→ STATED PROBLEM
Reproduce each line of the material exactly, minus any picture.

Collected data
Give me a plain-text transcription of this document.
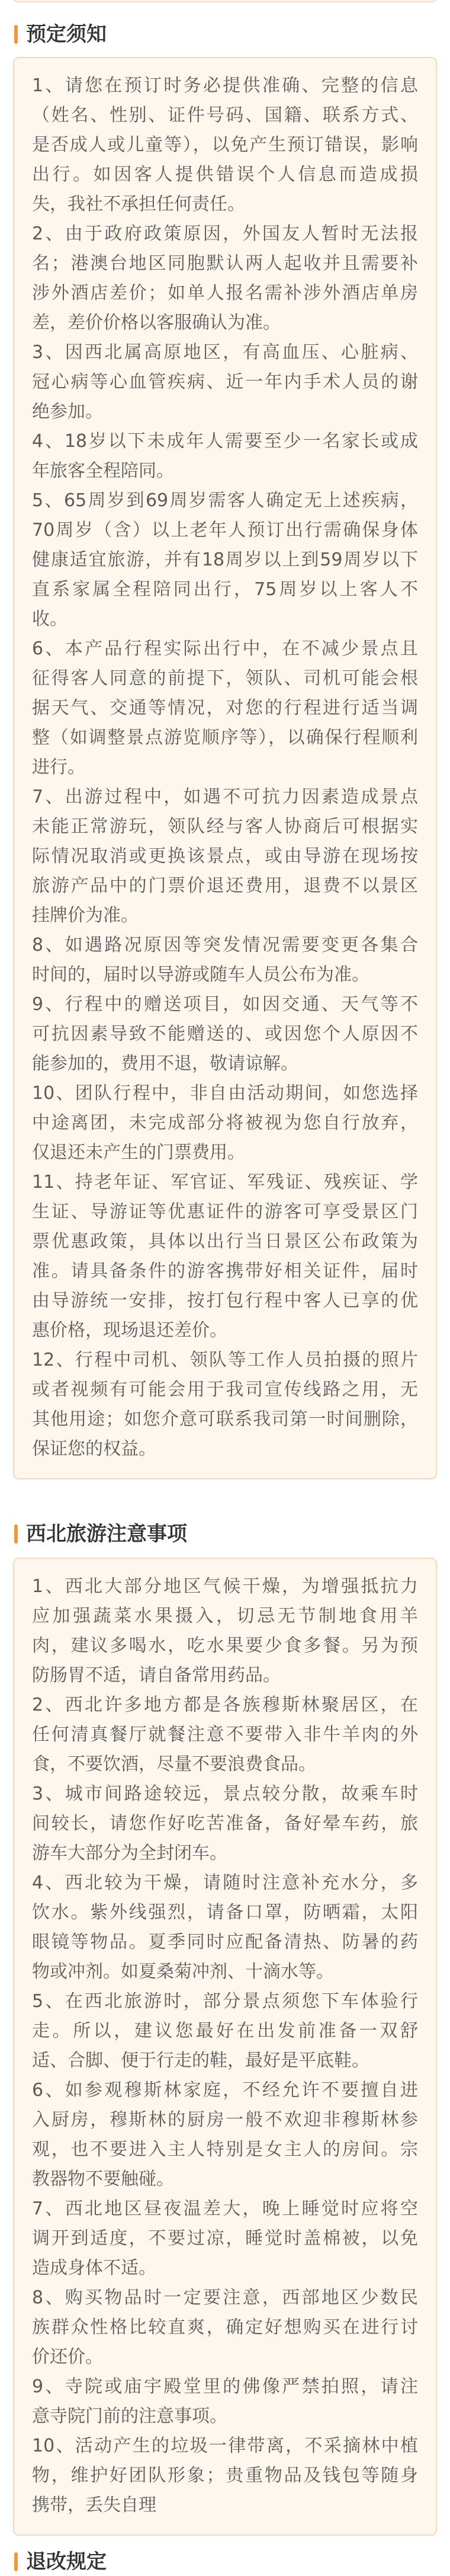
预定须知
1、请您在预订时务必提供准确、完整的信息
（姓名、性别、证件号码、国籍、联系方式、
是否成人或儿童等），以免产生预订错误，影响
出行。如因客人提供错误个人信息而造成损
失，我社不承担任何责任。
2、由于政府政策原因，外国友人暂时无法报
名；港澳台地区同胞默认两人起收并且需要补
涉外酒店差价；如单人报名需补涉外酒店单房
差，差价价格以客服确认为准。
3、因西北属高原地区，有高血压、心脏病、
冠心病等心血管疾病、近一年内手术人员的谢
绝参加。
4、18岁以下未成年人需要至少一名家长或成
年旅客全程陪同。
5、65周岁到69周岁需客人确定无上述疾病，
70周岁（含）以上老年人预订出行需确保身体
健康适宜旅游，并有18周岁以上到59周岁以下
直系家属全程陪同出行，75周岁以上客人不
收。
6、本产品行程实际出行中，在不减少景点且
征得客人同意的前提下，领队、司机可能会根
据天气、交通等情况，对您的行程进行适当调
整（如调整景点游览顺序等），以确保行程顺利
进行。
7、出游过程中，如遇不可抗力因素造成景点
未能正常游玩，领队经与客人协商后可根据实
际情况取消或更换该景点，或由导游在现场按
旅游产品中的门票价退还费用，退费不以景区
挂牌价为准。
8、如遇路况原因等突发情况需要变更各集合
时间的，届时以导游或随车人员公布为准。
9、行程中的赠送项目，如因交通、天气等不
可抗因素导致不能赠送的、或因您个人原因不
能参加的，费用不退，敬请谅解。
10、团队行程中，非自由活动期间，如您选择
中途离团，未完成部分将被视为您自行放弃，
仅退还未产生的门票费用。
11、持老年证、军官证、军残证、残疾证、学
生证、导游证等优惠证件的游客可享受景区门
票优惠政策，具体以出行当日景区公布政策为
准。请具备条件的游客携带好相关证件，届时
由导游统一安排，按打包行程中客人已享的优
惠价格，现场退还差价。
12、行程中司机、领队等工作人员拍摄的照片
或者视频有可能会用于我司宣传线路之用，无
其他用途；如您介意可联系我司第一时间删除，
保证您的权益。
西北旅游注意事项
1、西北大部分地区气候干燥，为增强抵抗力
应加强蔬菜水果摄入，切忌无节制地食用羊
肉，建议多喝水，吃水果要少食多餐。另为预
防肠胃不适，请自备常用药品。
2、西北许多地方都是各族穆斯林聚居区，在
任何清真餐厅就餐注意不要带入非牛羊肉的外
食，不要饮酒，尽量不要浪费食品。
3、城市间路途较远，景点较分散，故乘车时
间较长，请您作好吃苦准备，备好晕车药，旅
游车大部分为全封闭车。
4、西北较为干燥，请随时注意补充水分，多
饮水。紫外线强烈，请备口罩，防晒霜，太阳
眼镜等物品。夏季同时应配备清热、防暑的药
物或冲剂。如夏桑菊冲剂、十滴水等。
5、在西北旅游时，部分景点须您下车体验行
走。所以，建议您最好在出发前准备一双舒
适、合脚、便于行走的鞋，最好是平底鞋。
6、如参观穆斯林家庭，不经允许不要擅自进
入厨房，穆斯林的厨房一般不欢迎非穆斯林参
观，也不要进入主人特别是女主人的房间。宗
教器物不要触碰。
7、西北地区昼夜温差大，晚上睡觉时应将空
调开到适度，不要过凉，睡觉时盖棉被，以免
造成身体不适。
8、购买物品时一定要注意，西部地区少数民
族群众性格比较直爽，确定好想购买在进行讨
价还价。
9、寺院或庙宇殿堂里的佛像严禁拍照，请注
意寺院门前的注意事项。
10、活动产生的垃圾一律带离，不采摘林中植
物，维护好团队形象；贵重物品及钱包等随身
携带，丢失自理
退改规定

→ CORRECT OUTPUT
Give me a plain-text transcription of this document.
预定须知
1、请您在预订时务必提供准确、完整的信息
（姓名、性别、证件号码、国籍、联系方式、
是否成人或儿童等），以免产生预订错误，影响
出行。如因客人提供错误个人信息而造成损
失，我社不承担任何责任。
2、由于政府政策原因，外国友人暂时无法报
名；港澳台地区同胞默认两人起收并且需要补
涉外酒店差价；如单人报名需补涉外酒店单房
差，差价价格以客服确认为准。
3、因西北属高原地区，有高血压、心脏病、
冠心病等心血管疾病、近一年内手术人员的谢
绝参加。
4、18岁以下未成年人需要至少一名家长或成
年旅客全程陪同。
5、65周岁到69周岁需客人确定无上述疾病，
70周岁（含）以上老年人预订出行需确保身体
健康适宜旅游，并有18周岁以上到59周岁以下
直系家属全程陪同出行，75周岁以上客人不
收。
6、本产品行程实际出行中，在不减少景点且
征得客人同意的前提下，领队、司机可能会根
据天气、交通等情况，对您的行程进行适当调
整（如调整景点游览顺序等），以确保行程顺利
进行。
7、出游过程中，如遇不可抗力因素造成景点
未能正常游玩，领队经与客人协商后可根据实
际情况取消或更换该景点，或由导游在现场按
旅游产品中的门票价退还费用，退费不以景区
挂牌价为准。
8、如遇路况原因等突发情况需要变更各集合
时间的，届时以导游或随车人员公布为准。
9、行程中的赠送项目，如因交通、天气等不
可抗因素导致不能赠送的、或因您个人原因不
能参加的，费用不退，敬请谅解。
10、团队行程中，非自由活动期间，如您选择
中途离团，未完成部分将被视为您自行放弃，
仅退还未产生的门票费用。
11、持老年证、军官证、军残证、残疾证、学
生证、导游证等优惠证件的游客可享受景区门
票优惠政策，具体以出行当日景区公布政策为
准。请具备条件的游客携带好相关证件，届时
由导游统一安排，按打包行程中客人已享的优
惠价格，现场退还差价。
12、行程中司机、领队等工作人员拍摄的照片
或者视频有可能会用于我司宣传线路之用，无
其他用途；如您介意可联系我司第一时间删除，
保证您的权益。
西北旅游注意事项
1、西北大部分地区气候干燥，为增强抵抗力
应加强蔬菜水果摄入，切忌无节制地食用羊
肉，建议多喝水，吃水果要少食多餐。另为预
防肠胃不适，请自备常用药品。
2、西北许多地方都是各族穆斯林聚居区，在
任何清真餐厅就餐注意不要带入非牛羊肉的外
食，不要饮酒，尽量不要浪费食品。
3、城市间路途较远，景点较分散，故乘车时
间较长，请您作好吃苦准备，备好晕车药，旅
游车大部分为全封闭车。
4、西北较为干燥，请随时注意补充水分，多
饮水。紫外线强烈，请备口罩，防晒霜，太阳
眼镜等物品。夏季同时应配备清热、防暑的药
物或冲剂。如夏桑菊冲剂、十滴水等。
5、在西北旅游时，部分景点须您下车体验行
走。所以，建议您最好在出发前准备一双舒
适、合脚、便于行走的鞋，最好是平底鞋。
6、如参观穆斯林家庭，不经允许不要擅自进
入厨房，穆斯林的厨房一般不欢迎非穆斯林参
观，也不要进入主人特别是女主人的房间。宗
教器物不要触碰。
7、西北地区昼夜温差大，晚上睡觉时应将空
调开到适度，不要过凉，睡觉时盖棉被，以免
造成身体不适。
8、购买物品时一定要注意，西部地区少数民
族群众性格比较直爽，确定好想购买在进行讨
价还价。
9、寺院或庙宇殿堂里的佛像严禁拍照，请注
意寺院门前的注意事项。
10、活动产生的垃圾一律带离，不采摘林中植
物，维护好团队形象；贵重物品及钱包等随身
携带，丢失自理
退改规定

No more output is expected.